* [WHAT YOU WILL DO] Return the records word for word. Any pictures in them are not part of the copy.

(Dataset entries)
* * * *

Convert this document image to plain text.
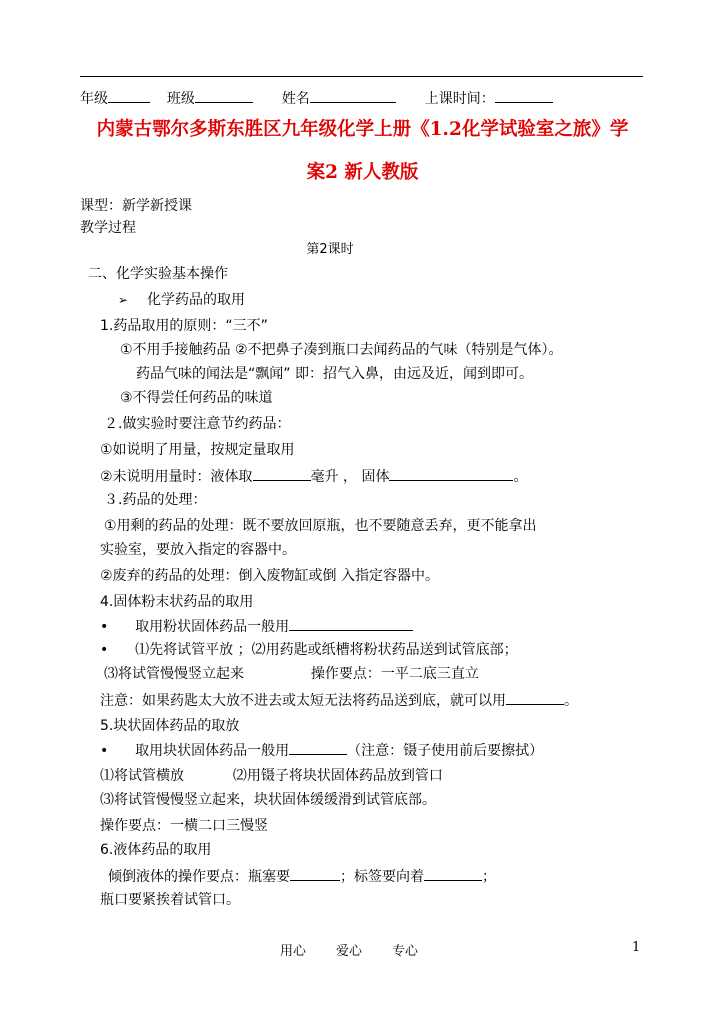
年级	班级	姓名	上课时间：
内蒙古鄂尔多斯东胜区九年级化学上册《1.2化学试验室之旅》学
案2 新人教版
课型：新学新授课
教学过程
第2课时
二、化学实验基本操作
➢ 化学药品的取用
1.药品取用的原则：“三不”
①不用手接触药品 ②不把鼻子凑到瓶口去闻药品的气味（特别是气体）。
药品气味的闻法是“飘闻” 即：招气入鼻，由远及近，闻到即可。
③不得尝任何药品的味道
２.做实验时要注意节约药品：
①如说明了用量，按规定量取用
②未说明用量时：液体取	毫升 ， 固体	。
３.药品的处理：
①用剩的药品的处理：既不要放回原瓶，也不要随意丢弃，更不能拿出
实验室，要放入指定的容器中。
②废弃的药品的处理：倒入废物缸或倒 入指定容器中。
4.固体粉末状药品的取用
• 取用粉状固体药品一般用
• ⑴先将试管平放 ；⑵用药匙或纸槽将粉状药品送到试管底部；
⑶将试管慢慢竖立起来	操作要点：一平二底三直立
注意：如果药匙太大放不进去或太短无法将药品送到底，就可以用	。
5.块状固体药品的取放
• 取用块状固体药品一般用	（注意：镊子使用前后要擦拭）
⑴将试管横放	⑵用镊子将块状固体药品放到管口
⑶将试管慢慢竖立起来，块状固体缓缓滑到试管底部。
操作要点：一横二口三慢竖
6.液体药品的取用
倾倒液体的操作要点：瓶塞要	；标签要向着	；
瓶口要紧挨着试管口。
用心 爱心 专心	1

* * * *

* [COMPLETE ANSWER]
Convert this document image to plain text.
年级	班级	姓名	上课时间：
内蒙古鄂尔多斯东胜区九年级化学上册《1.2化学试验室之旅》学
案2 新人教版
课型：新学新授课
教学过程
第2课时
二、化学实验基本操作
➢ 化学药品的取用
1.药品取用的原则：“三不”
①不用手接触药品 ②不把鼻子凑到瓶口去闻药品的气味（特别是气体）。
药品气味的闻法是“飘闻” 即：招气入鼻，由远及近，闻到即可。
③不得尝任何药品的味道
２.做实验时要注意节约药品：
①如说明了用量，按规定量取用
②未说明用量时：液体取	毫升 ， 固体	。
３.药品的处理：
①用剩的药品的处理：既不要放回原瓶，也不要随意丢弃，更不能拿出
实验室，要放入指定的容器中。
②废弃的药品的处理：倒入废物缸或倒 入指定容器中。
4.固体粉末状药品的取用
• 取用粉状固体药品一般用
• ⑴先将试管平放 ；⑵用药匙或纸槽将粉状药品送到试管底部；
⑶将试管慢慢竖立起来	操作要点：一平二底三直立
注意：如果药匙太大放不进去或太短无法将药品送到底，就可以用	。
5.块状固体药品的取放
• 取用块状固体药品一般用	（注意：镊子使用前后要擦拭）
⑴将试管横放	⑵用镊子将块状固体药品放到管口
⑶将试管慢慢竖立起来，块状固体缓缓滑到试管底部。
操作要点：一横二口三慢竖
6.液体药品的取用
倾倒液体的操作要点：瓶塞要	；标签要向着	；
瓶口要紧挨着试管口。
用心 爱心 专心	1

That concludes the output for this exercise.